- Exercise directions
Scan the following material for the string "Shape" and copy each line in which it appears.

━━━━━ Task material ━━━━━

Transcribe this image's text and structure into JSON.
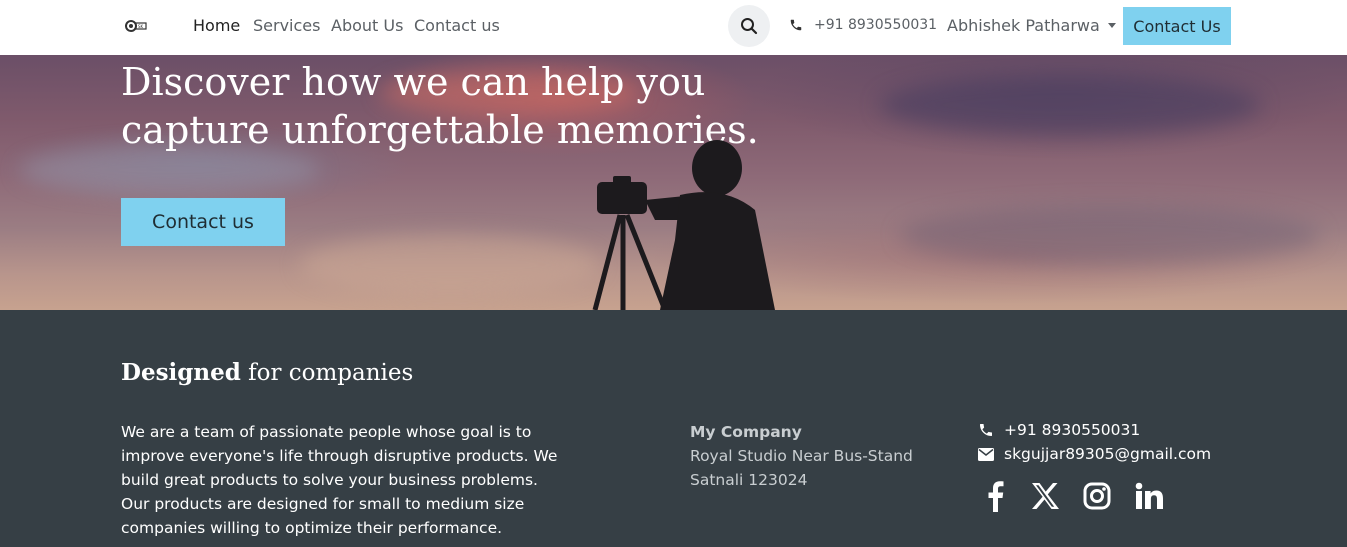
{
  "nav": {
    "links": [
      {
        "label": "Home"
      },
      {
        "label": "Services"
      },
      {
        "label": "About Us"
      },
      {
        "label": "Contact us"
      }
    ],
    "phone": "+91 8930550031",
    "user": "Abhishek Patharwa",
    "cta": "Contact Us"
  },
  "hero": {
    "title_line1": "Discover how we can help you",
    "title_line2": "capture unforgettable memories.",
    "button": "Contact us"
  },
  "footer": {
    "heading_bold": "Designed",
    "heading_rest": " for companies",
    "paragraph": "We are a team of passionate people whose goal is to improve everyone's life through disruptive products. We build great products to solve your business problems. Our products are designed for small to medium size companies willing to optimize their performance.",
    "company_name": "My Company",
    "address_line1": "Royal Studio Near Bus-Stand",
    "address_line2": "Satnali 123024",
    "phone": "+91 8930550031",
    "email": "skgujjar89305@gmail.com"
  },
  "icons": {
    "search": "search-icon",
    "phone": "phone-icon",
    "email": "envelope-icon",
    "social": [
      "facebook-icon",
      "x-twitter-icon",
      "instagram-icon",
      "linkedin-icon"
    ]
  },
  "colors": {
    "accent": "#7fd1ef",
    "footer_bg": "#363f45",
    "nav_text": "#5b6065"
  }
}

━━━━━
━━━━━ Task material ━━━━━

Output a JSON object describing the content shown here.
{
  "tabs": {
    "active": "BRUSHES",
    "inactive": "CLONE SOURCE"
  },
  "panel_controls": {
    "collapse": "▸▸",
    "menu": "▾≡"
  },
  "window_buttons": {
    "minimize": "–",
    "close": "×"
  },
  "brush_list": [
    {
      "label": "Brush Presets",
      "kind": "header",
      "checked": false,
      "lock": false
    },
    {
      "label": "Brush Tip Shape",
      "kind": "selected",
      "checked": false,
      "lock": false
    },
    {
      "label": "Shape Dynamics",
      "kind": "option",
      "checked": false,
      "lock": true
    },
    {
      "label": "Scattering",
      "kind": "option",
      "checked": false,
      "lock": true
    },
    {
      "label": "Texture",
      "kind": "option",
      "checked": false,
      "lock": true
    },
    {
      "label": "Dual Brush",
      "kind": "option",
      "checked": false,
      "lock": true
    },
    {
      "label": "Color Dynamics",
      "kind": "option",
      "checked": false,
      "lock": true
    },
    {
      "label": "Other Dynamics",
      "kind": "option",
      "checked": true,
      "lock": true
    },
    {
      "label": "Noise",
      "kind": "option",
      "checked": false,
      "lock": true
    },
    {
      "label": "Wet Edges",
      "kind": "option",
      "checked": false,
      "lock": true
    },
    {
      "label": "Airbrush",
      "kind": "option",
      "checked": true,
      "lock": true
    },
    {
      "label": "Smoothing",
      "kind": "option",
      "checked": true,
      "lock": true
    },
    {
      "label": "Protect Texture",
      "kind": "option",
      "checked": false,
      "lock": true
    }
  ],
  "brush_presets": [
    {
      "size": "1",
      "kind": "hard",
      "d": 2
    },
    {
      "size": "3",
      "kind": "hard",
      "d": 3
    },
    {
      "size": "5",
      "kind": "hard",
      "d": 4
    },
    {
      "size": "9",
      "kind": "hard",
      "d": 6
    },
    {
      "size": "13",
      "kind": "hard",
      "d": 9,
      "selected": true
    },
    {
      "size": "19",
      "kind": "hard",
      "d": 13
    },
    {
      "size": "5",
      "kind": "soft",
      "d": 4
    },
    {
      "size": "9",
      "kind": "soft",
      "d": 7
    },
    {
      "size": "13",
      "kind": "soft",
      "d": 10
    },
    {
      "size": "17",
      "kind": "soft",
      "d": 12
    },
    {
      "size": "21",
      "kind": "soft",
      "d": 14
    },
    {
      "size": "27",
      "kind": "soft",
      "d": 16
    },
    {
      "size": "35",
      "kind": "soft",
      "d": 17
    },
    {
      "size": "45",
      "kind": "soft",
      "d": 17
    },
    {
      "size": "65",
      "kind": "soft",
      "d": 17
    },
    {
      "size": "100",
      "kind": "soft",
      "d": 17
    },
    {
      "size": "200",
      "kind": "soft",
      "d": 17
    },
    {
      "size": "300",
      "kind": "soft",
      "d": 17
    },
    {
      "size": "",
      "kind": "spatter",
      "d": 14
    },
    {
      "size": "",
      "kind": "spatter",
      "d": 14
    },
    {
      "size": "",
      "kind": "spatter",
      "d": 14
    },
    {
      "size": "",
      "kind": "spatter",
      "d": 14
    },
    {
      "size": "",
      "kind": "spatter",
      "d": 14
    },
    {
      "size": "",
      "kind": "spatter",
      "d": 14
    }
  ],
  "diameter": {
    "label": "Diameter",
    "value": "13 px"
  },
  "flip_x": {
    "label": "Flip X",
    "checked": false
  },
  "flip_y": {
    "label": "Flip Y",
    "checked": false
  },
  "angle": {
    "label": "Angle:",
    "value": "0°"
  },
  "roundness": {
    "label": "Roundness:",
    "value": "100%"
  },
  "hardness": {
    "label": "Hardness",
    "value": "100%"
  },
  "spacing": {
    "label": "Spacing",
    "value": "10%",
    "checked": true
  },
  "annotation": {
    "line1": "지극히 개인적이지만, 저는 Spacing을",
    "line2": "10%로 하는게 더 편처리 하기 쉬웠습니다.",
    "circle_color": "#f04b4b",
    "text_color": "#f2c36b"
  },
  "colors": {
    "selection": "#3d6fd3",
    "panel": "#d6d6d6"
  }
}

━━━━━

- The answer
      "label": "Brush Tip Shape",
      "label": "Shape Dynamics",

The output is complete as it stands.